> [PROMPT]: Take every line where the string "title" appears and copy it.

> [RECORD LIST]:
____
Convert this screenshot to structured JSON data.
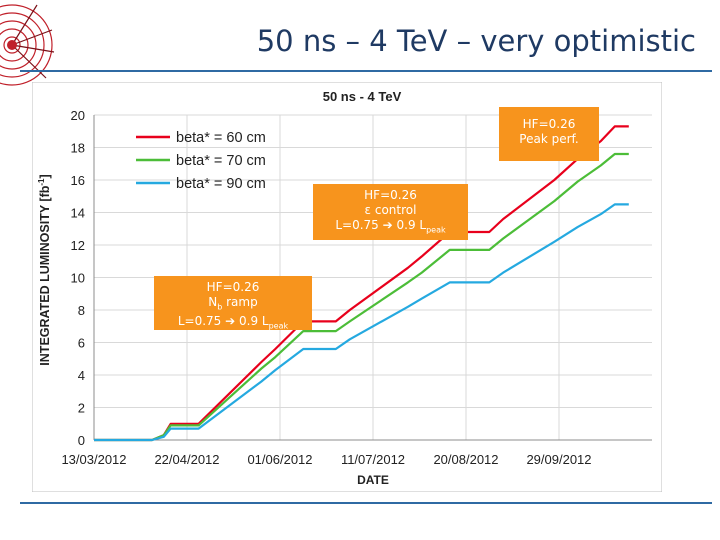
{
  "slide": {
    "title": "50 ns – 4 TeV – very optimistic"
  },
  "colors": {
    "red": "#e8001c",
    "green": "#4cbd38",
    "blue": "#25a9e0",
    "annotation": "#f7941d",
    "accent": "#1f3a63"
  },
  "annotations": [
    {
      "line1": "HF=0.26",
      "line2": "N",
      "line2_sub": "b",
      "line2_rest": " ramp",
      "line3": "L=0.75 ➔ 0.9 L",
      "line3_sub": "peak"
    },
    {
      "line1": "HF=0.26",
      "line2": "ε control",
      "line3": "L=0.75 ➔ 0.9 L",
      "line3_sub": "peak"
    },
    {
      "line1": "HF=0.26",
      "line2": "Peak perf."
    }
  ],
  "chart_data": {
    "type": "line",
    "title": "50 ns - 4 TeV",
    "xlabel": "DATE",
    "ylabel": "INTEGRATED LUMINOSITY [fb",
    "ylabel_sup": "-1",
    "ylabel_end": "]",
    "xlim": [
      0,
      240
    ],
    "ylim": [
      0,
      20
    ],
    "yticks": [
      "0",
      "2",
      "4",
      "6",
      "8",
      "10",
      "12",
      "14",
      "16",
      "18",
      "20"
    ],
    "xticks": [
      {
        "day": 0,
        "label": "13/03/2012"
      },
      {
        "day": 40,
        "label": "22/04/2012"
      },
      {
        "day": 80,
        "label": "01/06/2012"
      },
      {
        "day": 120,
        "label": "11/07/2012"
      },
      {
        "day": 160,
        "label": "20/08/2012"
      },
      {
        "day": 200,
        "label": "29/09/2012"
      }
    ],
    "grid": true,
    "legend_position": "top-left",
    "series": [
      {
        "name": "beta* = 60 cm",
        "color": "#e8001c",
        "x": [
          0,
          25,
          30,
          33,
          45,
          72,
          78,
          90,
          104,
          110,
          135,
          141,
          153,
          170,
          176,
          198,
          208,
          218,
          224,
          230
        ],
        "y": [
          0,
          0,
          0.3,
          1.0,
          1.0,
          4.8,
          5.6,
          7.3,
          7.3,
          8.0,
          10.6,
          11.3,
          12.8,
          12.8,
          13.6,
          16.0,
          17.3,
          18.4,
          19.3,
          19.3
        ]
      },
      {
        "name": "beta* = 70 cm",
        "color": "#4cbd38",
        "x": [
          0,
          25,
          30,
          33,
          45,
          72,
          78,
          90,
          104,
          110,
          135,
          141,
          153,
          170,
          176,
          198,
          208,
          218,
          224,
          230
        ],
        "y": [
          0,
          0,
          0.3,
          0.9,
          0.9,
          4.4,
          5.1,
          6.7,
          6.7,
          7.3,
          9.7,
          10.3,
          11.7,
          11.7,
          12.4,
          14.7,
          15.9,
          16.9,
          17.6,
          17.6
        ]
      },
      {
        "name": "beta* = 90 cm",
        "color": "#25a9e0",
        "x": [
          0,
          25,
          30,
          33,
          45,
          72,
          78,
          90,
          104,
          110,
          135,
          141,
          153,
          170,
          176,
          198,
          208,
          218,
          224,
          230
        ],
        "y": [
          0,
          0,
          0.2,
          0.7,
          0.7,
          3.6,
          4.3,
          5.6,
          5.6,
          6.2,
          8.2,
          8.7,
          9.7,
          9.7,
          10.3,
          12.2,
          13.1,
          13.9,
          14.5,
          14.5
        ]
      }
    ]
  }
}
____
> [FULL OUTPUT]:
    "title": "50 ns – 4 TeV – very optimistic"
    "title": "50 ns - 4 TeV",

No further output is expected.